§ **STATED EXERCISE**
Scan the data that follows and count the lines with the string "Times"; answer with the count alone.

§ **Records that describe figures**
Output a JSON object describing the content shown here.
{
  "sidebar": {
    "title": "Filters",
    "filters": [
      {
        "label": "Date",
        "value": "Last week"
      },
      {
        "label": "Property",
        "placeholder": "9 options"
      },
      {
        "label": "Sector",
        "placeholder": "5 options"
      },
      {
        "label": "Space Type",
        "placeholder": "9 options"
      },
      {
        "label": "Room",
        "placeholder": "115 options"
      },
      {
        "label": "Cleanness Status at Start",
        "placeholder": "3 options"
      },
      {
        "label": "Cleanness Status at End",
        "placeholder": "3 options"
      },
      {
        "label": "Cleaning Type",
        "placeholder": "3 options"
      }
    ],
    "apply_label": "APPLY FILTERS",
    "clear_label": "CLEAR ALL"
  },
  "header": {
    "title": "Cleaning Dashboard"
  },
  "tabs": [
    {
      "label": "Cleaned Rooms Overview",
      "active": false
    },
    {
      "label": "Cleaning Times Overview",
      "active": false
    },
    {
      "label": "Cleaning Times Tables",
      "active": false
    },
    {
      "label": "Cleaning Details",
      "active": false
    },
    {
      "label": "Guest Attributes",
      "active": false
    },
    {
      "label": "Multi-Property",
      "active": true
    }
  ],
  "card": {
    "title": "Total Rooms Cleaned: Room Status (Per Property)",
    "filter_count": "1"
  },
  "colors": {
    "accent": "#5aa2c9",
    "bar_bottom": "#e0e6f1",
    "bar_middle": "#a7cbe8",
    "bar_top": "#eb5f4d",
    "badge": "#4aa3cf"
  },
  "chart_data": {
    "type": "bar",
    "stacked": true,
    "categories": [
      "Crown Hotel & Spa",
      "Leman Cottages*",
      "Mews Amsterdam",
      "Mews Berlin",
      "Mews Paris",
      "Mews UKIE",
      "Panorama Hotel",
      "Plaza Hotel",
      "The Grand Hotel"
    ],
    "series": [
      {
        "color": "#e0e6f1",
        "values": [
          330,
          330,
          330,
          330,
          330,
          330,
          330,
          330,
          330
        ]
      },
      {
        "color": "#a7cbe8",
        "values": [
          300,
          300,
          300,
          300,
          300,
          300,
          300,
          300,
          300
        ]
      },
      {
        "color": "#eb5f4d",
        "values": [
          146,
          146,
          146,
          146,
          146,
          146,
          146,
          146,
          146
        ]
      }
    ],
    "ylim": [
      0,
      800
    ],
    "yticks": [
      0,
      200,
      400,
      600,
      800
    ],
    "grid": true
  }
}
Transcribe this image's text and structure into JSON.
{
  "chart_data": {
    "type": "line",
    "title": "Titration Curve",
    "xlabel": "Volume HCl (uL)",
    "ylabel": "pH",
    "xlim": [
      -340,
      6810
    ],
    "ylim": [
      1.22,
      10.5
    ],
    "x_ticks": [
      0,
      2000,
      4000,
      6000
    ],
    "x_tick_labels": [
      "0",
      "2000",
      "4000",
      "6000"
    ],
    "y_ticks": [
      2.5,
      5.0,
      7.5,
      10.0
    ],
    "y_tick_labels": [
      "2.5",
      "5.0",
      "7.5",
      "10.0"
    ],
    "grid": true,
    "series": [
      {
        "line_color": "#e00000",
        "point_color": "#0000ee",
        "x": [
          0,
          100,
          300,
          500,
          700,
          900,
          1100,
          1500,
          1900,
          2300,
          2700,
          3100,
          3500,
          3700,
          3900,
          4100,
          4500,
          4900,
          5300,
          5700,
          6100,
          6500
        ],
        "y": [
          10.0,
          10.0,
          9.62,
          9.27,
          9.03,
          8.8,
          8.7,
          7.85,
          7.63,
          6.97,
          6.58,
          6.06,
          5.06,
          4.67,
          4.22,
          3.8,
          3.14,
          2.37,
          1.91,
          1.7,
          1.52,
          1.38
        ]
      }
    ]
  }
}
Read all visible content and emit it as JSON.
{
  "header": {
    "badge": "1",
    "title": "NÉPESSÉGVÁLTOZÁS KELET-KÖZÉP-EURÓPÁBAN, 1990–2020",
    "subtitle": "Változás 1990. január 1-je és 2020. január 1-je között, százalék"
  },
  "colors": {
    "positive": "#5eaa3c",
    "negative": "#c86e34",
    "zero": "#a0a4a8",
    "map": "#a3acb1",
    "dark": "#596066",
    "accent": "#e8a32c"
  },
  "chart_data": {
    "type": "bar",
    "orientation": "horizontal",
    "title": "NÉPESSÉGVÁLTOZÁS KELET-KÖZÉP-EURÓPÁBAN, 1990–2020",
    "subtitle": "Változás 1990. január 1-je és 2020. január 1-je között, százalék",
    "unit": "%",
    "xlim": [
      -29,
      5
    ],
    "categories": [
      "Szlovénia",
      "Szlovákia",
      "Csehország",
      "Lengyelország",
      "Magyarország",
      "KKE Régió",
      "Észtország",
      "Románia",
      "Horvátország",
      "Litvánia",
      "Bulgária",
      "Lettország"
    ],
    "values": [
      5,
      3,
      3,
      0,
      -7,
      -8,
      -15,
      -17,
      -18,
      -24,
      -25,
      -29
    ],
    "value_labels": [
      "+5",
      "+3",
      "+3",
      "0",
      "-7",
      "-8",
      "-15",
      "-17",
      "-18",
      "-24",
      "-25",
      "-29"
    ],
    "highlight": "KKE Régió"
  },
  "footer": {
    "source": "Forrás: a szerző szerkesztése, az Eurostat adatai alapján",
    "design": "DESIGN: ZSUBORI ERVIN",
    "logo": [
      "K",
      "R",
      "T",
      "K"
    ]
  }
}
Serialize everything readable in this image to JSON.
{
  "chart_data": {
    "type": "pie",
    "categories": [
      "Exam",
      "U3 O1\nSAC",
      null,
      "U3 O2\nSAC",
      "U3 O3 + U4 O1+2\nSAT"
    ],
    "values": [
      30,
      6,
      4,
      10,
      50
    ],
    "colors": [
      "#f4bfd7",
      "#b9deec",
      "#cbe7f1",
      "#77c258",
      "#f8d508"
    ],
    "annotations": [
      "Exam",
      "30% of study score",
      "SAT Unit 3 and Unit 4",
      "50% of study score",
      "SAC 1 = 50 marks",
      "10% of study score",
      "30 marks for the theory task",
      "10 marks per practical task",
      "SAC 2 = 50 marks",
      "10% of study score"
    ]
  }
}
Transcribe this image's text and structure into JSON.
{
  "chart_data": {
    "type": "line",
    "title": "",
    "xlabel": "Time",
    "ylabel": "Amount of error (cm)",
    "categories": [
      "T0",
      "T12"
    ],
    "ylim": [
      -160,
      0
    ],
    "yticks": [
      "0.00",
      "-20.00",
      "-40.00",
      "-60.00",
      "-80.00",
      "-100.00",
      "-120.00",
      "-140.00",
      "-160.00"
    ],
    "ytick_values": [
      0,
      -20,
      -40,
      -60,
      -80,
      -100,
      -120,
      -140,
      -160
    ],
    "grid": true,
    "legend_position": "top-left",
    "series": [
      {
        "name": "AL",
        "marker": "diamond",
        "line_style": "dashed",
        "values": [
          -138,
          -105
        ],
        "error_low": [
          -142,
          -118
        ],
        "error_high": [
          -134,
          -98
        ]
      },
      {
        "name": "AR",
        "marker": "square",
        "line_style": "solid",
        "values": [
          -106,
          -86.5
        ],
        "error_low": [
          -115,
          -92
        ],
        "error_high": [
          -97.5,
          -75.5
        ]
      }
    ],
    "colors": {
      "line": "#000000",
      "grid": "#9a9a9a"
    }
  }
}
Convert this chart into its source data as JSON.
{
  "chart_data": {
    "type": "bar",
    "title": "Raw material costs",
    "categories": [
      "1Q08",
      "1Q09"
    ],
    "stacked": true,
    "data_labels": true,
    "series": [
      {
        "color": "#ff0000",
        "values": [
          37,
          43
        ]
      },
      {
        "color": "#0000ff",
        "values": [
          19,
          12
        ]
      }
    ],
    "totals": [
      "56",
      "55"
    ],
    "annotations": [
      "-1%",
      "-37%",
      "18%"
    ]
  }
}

§ **REPLY**
2